• AIM OF THE TASK:
Go through the data and copy every line exactly, but not the images.

• EXTRACTED MATERIAL:
--- --- ---

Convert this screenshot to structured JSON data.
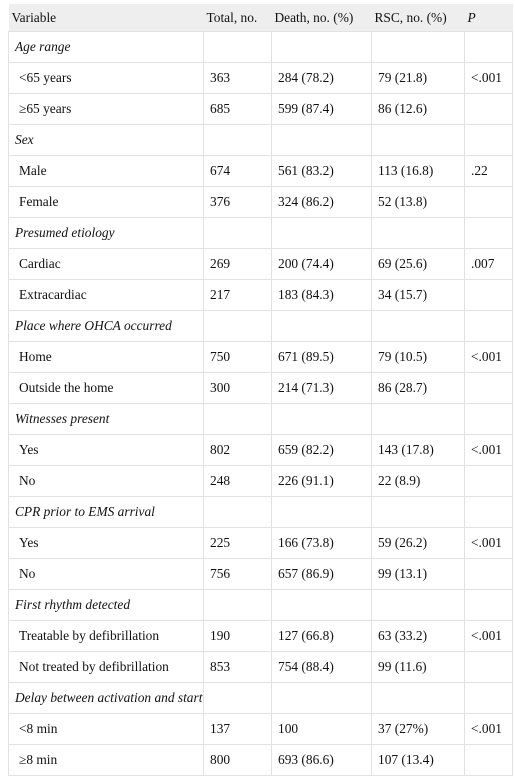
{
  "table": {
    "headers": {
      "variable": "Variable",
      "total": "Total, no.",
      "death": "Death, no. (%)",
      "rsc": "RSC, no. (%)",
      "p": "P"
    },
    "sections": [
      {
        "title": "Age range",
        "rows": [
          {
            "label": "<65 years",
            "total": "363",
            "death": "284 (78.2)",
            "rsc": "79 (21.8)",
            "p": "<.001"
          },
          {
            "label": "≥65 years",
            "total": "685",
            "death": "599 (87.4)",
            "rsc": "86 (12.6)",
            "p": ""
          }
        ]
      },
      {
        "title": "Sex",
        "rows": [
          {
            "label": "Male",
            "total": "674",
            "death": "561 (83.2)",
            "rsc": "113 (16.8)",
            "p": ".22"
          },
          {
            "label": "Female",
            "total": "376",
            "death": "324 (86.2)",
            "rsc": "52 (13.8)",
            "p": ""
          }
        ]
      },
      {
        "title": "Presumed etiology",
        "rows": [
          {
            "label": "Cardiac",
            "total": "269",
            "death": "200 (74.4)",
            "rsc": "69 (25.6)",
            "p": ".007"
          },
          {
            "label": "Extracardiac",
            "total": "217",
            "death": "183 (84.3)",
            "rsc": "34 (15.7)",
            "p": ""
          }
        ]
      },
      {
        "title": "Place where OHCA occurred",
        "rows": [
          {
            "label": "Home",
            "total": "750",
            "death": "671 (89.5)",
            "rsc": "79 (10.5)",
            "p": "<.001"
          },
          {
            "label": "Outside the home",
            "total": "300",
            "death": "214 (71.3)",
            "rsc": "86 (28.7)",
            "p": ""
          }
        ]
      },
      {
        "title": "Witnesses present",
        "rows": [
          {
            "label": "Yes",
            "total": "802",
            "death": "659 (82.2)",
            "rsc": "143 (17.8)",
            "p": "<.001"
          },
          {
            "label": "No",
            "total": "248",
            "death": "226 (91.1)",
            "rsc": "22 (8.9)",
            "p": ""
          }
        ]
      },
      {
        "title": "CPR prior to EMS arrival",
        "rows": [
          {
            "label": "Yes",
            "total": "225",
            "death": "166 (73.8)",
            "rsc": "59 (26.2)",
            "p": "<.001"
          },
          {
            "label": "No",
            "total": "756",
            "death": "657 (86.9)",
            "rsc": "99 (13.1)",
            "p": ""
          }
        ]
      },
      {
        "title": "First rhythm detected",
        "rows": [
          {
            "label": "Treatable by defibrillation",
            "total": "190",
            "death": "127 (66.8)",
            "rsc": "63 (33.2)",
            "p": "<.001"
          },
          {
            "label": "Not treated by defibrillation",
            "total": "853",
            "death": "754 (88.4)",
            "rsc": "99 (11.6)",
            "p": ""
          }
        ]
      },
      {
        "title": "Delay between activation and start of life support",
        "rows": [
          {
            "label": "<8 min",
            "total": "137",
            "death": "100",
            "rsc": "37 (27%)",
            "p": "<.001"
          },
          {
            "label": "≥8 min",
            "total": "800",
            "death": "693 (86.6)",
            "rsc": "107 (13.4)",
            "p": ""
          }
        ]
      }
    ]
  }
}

--- --- ---

• RESPONSE TO THE EXERCISE:
Convert this screenshot to structured JSON data.
{
  "table": {
    "headers": {
      "variable": "Variable",
      "total": "Total, no.",
      "death": "Death, no. (%)",
      "rsc": "RSC, no. (%)",
      "p": "P"
    },
    "sections": [
      {
        "title": "Age range",
        "rows": [
          {
            "label": "<65 years",
            "total": "363",
            "death": "284 (78.2)",
            "rsc": "79 (21.8)",
            "p": "<.001"
          },
          {
            "label": "≥65 years",
            "total": "685",
            "death": "599 (87.4)",
            "rsc": "86 (12.6)",
            "p": ""
          }
        ]
      },
      {
        "title": "Sex",
        "rows": [
          {
            "label": "Male",
            "total": "674",
            "death": "561 (83.2)",
            "rsc": "113 (16.8)",
            "p": ".22"
          },
          {
            "label": "Female",
            "total": "376",
            "death": "324 (86.2)",
            "rsc": "52 (13.8)",
            "p": ""
          }
        ]
      },
      {
        "title": "Presumed etiology",
        "rows": [
          {
            "label": "Cardiac",
            "total": "269",
            "death": "200 (74.4)",
            "rsc": "69 (25.6)",
            "p": ".007"
          },
          {
            "label": "Extracardiac",
            "total": "217",
            "death": "183 (84.3)",
            "rsc": "34 (15.7)",
            "p": ""
          }
        ]
      },
      {
        "title": "Place where OHCA occurred",
        "rows": [
          {
            "label": "Home",
            "total": "750",
            "death": "671 (89.5)",
            "rsc": "79 (10.5)",
            "p": "<.001"
          },
          {
            "label": "Outside the home",
            "total": "300",
            "death": "214 (71.3)",
            "rsc": "86 (28.7)",
            "p": ""
          }
        ]
      },
      {
        "title": "Witnesses present",
        "rows": [
          {
            "label": "Yes",
            "total": "802",
            "death": "659 (82.2)",
            "rsc": "143 (17.8)",
            "p": "<.001"
          },
          {
            "label": "No",
            "total": "248",
            "death": "226 (91.1)",
            "rsc": "22 (8.9)",
            "p": ""
          }
        ]
      },
      {
        "title": "CPR prior to EMS arrival",
        "rows": [
          {
            "label": "Yes",
            "total": "225",
            "death": "166 (73.8)",
            "rsc": "59 (26.2)",
            "p": "<.001"
          },
          {
            "label": "No",
            "total": "756",
            "death": "657 (86.9)",
            "rsc": "99 (13.1)",
            "p": ""
          }
        ]
      },
      {
        "title": "First rhythm detected",
        "rows": [
          {
            "label": "Treatable by defibrillation",
            "total": "190",
            "death": "127 (66.8)",
            "rsc": "63 (33.2)",
            "p": "<.001"
          },
          {
            "label": "Not treated by defibrillation",
            "total": "853",
            "death": "754 (88.4)",
            "rsc": "99 (11.6)",
            "p": ""
          }
        ]
      },
      {
        "title": "Delay between activation and start of life support",
        "rows": [
          {
            "label": "<8 min",
            "total": "137",
            "death": "100",
            "rsc": "37 (27%)",
            "p": "<.001"
          },
          {
            "label": "≥8 min",
            "total": "800",
            "death": "693 (86.6)",
            "rsc": "107 (13.4)",
            "p": ""
          }
        ]
      }
    ]
  }
}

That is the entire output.